── Task inputs
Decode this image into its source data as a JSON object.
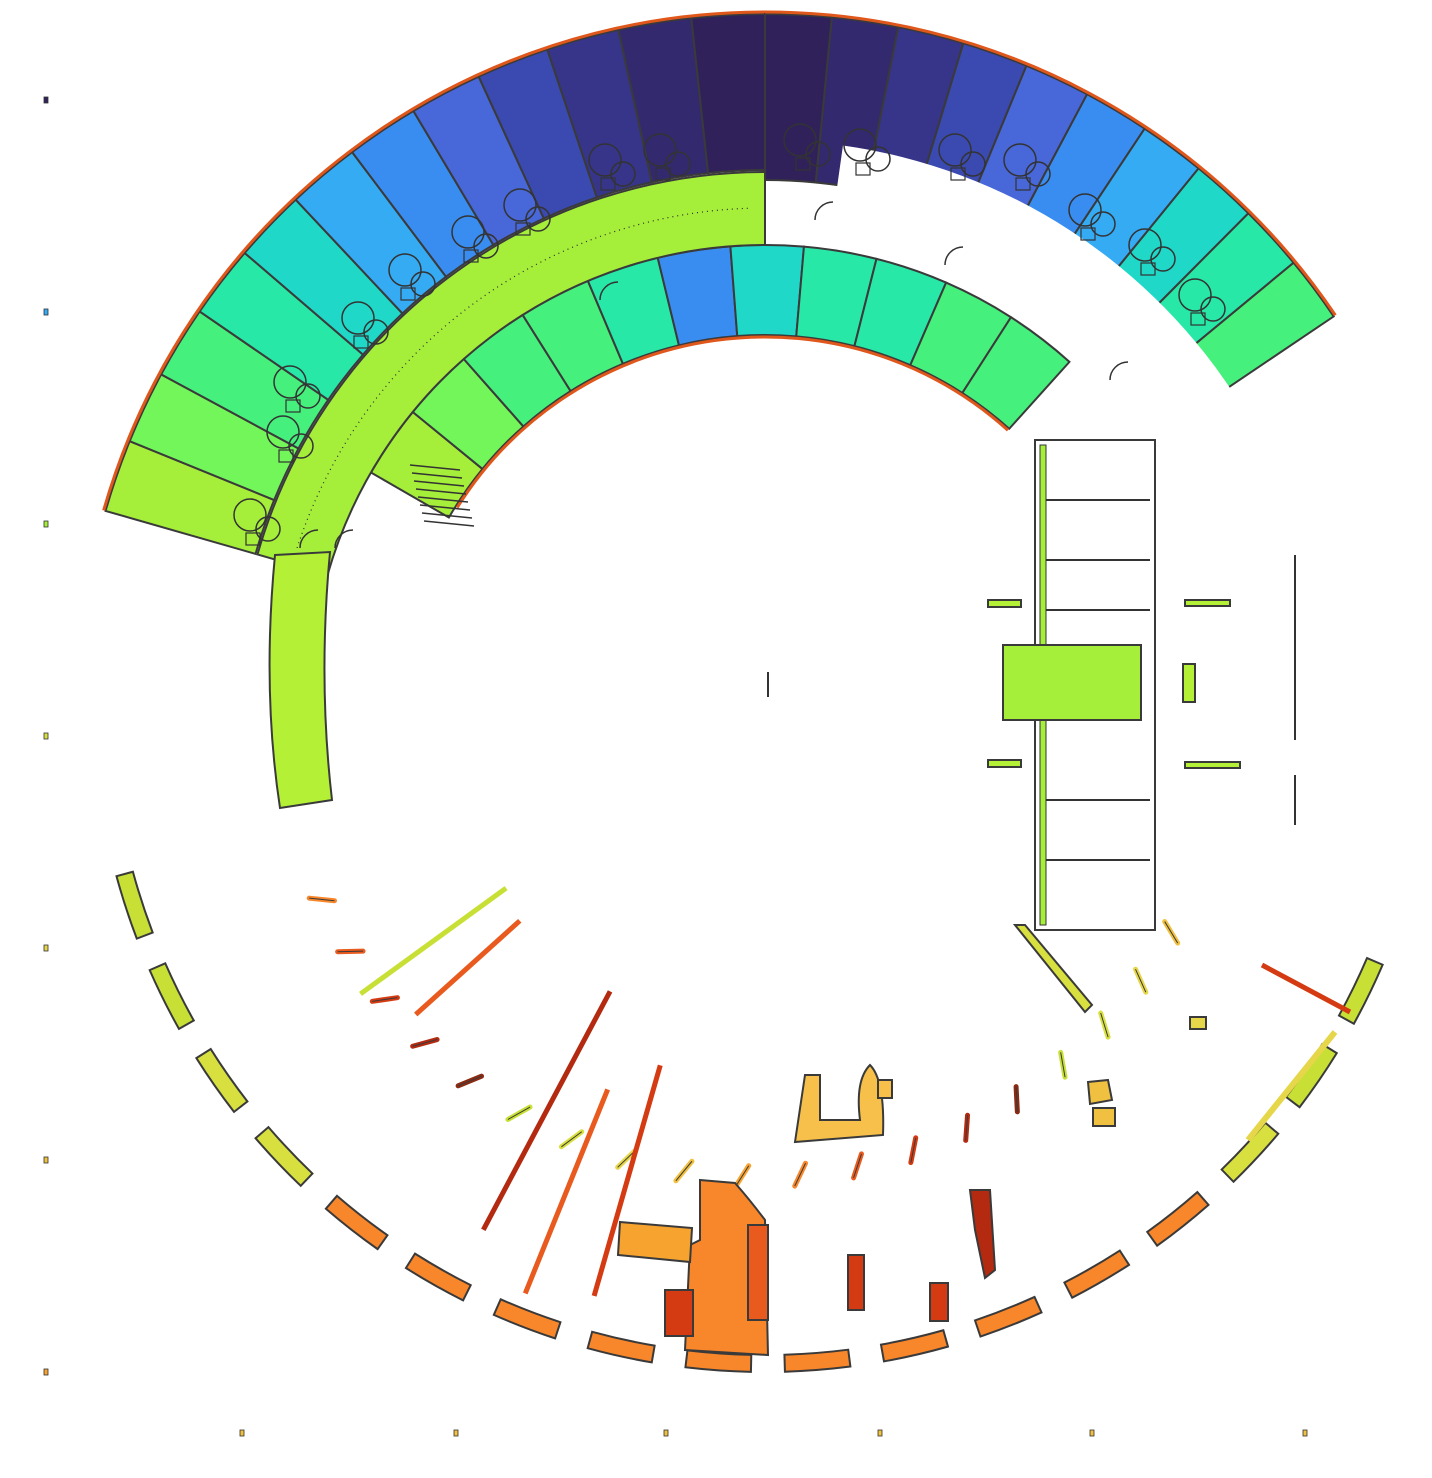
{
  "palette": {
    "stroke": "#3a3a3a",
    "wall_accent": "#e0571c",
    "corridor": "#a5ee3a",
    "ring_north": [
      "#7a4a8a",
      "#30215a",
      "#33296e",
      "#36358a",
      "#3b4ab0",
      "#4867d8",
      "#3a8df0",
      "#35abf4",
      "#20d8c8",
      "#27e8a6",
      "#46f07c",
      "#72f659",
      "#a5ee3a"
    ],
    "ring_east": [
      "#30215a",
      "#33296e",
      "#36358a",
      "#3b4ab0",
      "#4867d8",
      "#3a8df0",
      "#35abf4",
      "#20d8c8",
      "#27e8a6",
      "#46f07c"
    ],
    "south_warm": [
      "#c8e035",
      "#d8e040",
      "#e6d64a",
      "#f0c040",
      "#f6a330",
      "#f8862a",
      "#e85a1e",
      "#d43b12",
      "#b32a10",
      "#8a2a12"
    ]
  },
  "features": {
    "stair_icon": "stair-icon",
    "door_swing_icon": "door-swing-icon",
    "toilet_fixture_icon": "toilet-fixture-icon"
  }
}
────
Task brief
Reproduce all of the data exactly, omitting each picture it holds.

The result
Decode this image into its source data as a JSON object.
{
  "palette": {
    "stroke": "#3a3a3a",
    "wall_accent": "#e0571c",
    "corridor": "#a5ee3a",
    "ring_north": [
      "#7a4a8a",
      "#30215a",
      "#33296e",
      "#36358a",
      "#3b4ab0",
      "#4867d8",
      "#3a8df0",
      "#35abf4",
      "#20d8c8",
      "#27e8a6",
      "#46f07c",
      "#72f659",
      "#a5ee3a"
    ],
    "ring_east": [
      "#30215a",
      "#33296e",
      "#36358a",
      "#3b4ab0",
      "#4867d8",
      "#3a8df0",
      "#35abf4",
      "#20d8c8",
      "#27e8a6",
      "#46f07c"
    ],
    "south_warm": [
      "#c8e035",
      "#d8e040",
      "#e6d64a",
      "#f0c040",
      "#f6a330",
      "#f8862a",
      "#e85a1e",
      "#d43b12",
      "#b32a10",
      "#8a2a12"
    ]
  },
  "features": {
    "stair_icon": "stair-icon",
    "door_swing_icon": "door-swing-icon",
    "toilet_fixture_icon": "toilet-fixture-icon"
  }
}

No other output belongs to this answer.